| Task directions |
Every entry must be duplicated precisely as written.

====

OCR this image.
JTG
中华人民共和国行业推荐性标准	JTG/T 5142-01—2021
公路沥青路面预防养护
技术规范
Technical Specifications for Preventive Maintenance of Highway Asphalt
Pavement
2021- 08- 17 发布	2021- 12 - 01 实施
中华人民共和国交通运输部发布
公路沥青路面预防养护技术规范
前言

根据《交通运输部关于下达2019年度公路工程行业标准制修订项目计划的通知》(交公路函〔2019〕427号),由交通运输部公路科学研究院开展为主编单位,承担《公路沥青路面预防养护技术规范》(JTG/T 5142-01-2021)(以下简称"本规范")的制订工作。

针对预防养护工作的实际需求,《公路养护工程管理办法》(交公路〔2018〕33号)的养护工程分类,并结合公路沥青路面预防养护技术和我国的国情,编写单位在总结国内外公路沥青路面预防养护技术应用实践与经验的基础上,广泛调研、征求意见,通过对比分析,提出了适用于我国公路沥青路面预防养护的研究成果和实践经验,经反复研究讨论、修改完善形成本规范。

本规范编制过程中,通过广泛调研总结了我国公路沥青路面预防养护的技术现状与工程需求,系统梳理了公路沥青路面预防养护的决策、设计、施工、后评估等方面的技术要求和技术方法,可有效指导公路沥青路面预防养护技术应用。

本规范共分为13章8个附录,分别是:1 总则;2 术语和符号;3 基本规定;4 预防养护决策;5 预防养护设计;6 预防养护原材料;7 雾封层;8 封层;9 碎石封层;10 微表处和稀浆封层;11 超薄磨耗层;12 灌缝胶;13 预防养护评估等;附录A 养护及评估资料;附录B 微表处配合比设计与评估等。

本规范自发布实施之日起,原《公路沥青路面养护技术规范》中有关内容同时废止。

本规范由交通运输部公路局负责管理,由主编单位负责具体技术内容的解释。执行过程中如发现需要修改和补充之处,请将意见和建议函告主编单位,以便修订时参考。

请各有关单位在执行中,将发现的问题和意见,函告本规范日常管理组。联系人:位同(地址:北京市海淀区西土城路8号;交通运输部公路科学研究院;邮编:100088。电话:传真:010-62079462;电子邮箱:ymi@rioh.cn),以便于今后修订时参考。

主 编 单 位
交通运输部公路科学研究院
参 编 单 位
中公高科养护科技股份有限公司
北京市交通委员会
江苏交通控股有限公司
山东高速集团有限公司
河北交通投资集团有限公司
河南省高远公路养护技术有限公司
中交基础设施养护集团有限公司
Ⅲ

====

| Complete output |
OCR this image.
JTG
中华人民共和国行业推荐性标准	JTG/T 5142-01—2021
公路沥青路面预防养护
技术规范
Technical Specifications for Preventive Maintenance of Highway Asphalt
Pavement
2021- 08- 17 发布	2021- 12 - 01 实施
中华人民共和国交通运输部发布
公路沥青路面预防养护技术规范
前言

根据《交通运输部关于下达2019年度公路工程行业标准制修订项目计划的通知》(交公路函〔2019〕427号),由交通运输部公路科学研究院开展为主编单位,承担《公路沥青路面预防养护技术规范》(JTG/T 5142-01-2021)(以下简称"本规范")的制订工作。

针对预防养护工作的实际需求,《公路养护工程管理办法》(交公路〔2018〕33号)的养护工程分类,并结合公路沥青路面预防养护技术和我国的国情,编写单位在总结国内外公路沥青路面预防养护技术应用实践与经验的基础上,广泛调研、征求意见,通过对比分析,提出了适用于我国公路沥青路面预防养护的研究成果和实践经验,经反复研究讨论、修改完善形成本规范。

本规范编制过程中,通过广泛调研总结了我国公路沥青路面预防养护的技术现状与工程需求,系统梳理了公路沥青路面预防养护的决策、设计、施工、后评估等方面的技术要求和技术方法,可有效指导公路沥青路面预防养护技术应用。

本规范共分为13章8个附录,分别是:1 总则;2 术语和符号;3 基本规定;4 预防养护决策;5 预防养护设计;6 预防养护原材料;7 雾封层;8 封层;9 碎石封层;10 微表处和稀浆封层;11 超薄磨耗层;12 灌缝胶;13 预防养护评估等;附录A 养护及评估资料;附录B 微表处配合比设计与评估等。

本规范自发布实施之日起,原《公路沥青路面养护技术规范》中有关内容同时废止。

本规范由交通运输部公路局负责管理,由主编单位负责具体技术内容的解释。执行过程中如发现需要修改和补充之处,请将意见和建议函告主编单位,以便修订时参考。

请各有关单位在执行中,将发现的问题和意见,函告本规范日常管理组。联系人:位同(地址:北京市海淀区西土城路8号;交通运输部公路科学研究院;邮编:100088。电话:传真:010-62079462;电子邮箱:ymi@rioh.cn),以便于今后修订时参考。

主 编 单 位
交通运输部公路科学研究院
参 编 单 位
中公高科养护科技股份有限公司
北京市交通委员会
江苏交通控股有限公司
山东高速集团有限公司
河北交通投资集团有限公司
河南省高远公路养护技术有限公司
中交基础设施养护集团有限公司
Ⅲ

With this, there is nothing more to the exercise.